• **WHAT IS EXPECTED**
Pictures do not belong in the copy, so please give every entry below again exactly.

• **EXTRACTED RECORDS**
BEGIN
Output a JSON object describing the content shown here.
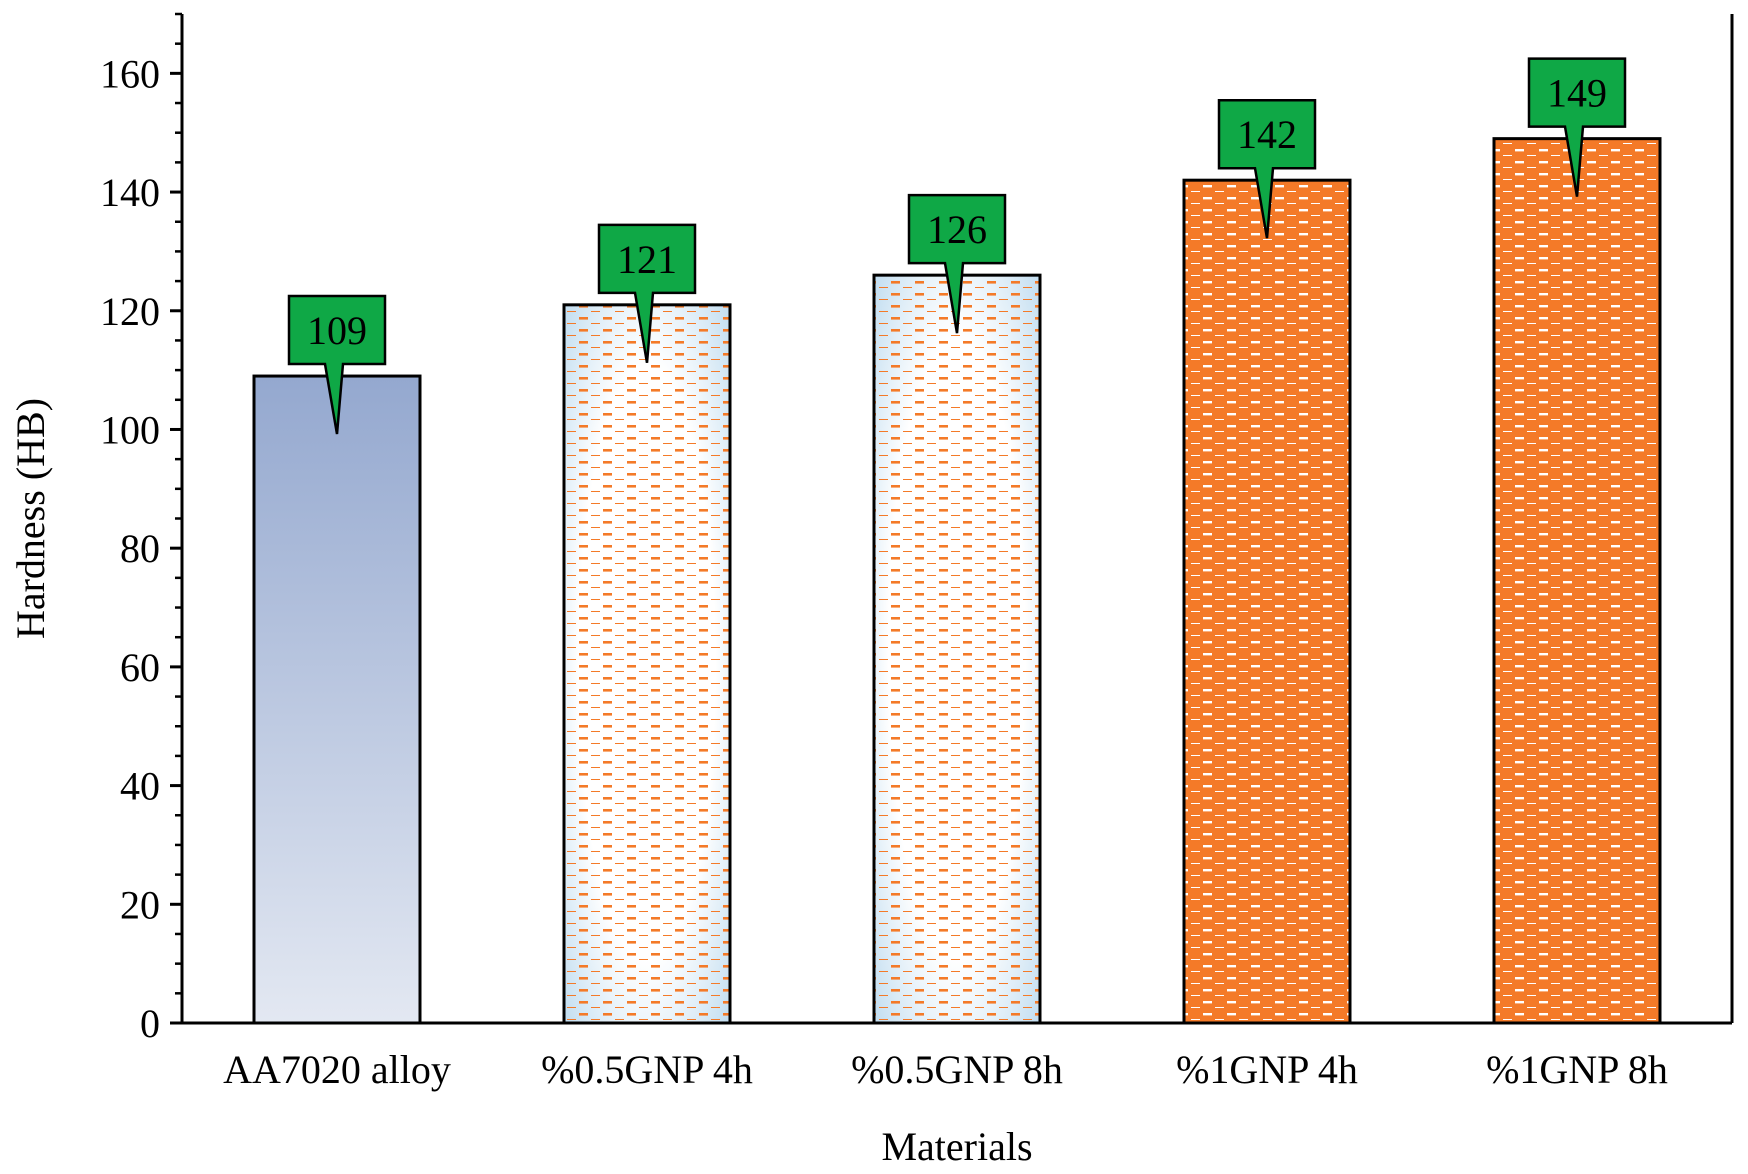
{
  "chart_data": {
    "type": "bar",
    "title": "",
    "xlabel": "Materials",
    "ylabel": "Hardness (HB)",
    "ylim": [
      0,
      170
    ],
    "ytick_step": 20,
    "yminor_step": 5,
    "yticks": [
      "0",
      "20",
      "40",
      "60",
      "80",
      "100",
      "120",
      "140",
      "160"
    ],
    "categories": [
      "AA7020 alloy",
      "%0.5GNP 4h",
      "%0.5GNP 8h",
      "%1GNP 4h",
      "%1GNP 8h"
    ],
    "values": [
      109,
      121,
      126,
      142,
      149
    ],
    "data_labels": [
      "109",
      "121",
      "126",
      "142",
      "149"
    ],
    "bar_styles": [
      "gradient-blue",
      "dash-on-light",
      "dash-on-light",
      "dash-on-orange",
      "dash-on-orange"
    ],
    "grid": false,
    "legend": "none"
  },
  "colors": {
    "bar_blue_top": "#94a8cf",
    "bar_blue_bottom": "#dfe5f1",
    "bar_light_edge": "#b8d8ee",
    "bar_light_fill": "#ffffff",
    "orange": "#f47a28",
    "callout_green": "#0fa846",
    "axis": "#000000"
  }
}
END
• **IN RESPONSE**
Output a JSON object describing the content shown here.
{
  "chart_data": {
    "type": "bar",
    "title": "",
    "xlabel": "Materials",
    "ylabel": "Hardness (HB)",
    "ylim": [
      0,
      170
    ],
    "ytick_step": 20,
    "yminor_step": 5,
    "yticks": [
      "0",
      "20",
      "40",
      "60",
      "80",
      "100",
      "120",
      "140",
      "160"
    ],
    "categories": [
      "AA7020 alloy",
      "%0.5GNP 4h",
      "%0.5GNP 8h",
      "%1GNP 4h",
      "%1GNP 8h"
    ],
    "values": [
      109,
      121,
      126,
      142,
      149
    ],
    "data_labels": [
      "109",
      "121",
      "126",
      "142",
      "149"
    ],
    "bar_styles": [
      "gradient-blue",
      "dash-on-light",
      "dash-on-light",
      "dash-on-orange",
      "dash-on-orange"
    ],
    "grid": false,
    "legend": "none"
  },
  "colors": {
    "bar_blue_top": "#94a8cf",
    "bar_blue_bottom": "#dfe5f1",
    "bar_light_edge": "#b8d8ee",
    "bar_light_fill": "#ffffff",
    "orange": "#f47a28",
    "callout_green": "#0fa846",
    "axis": "#000000"
  }
}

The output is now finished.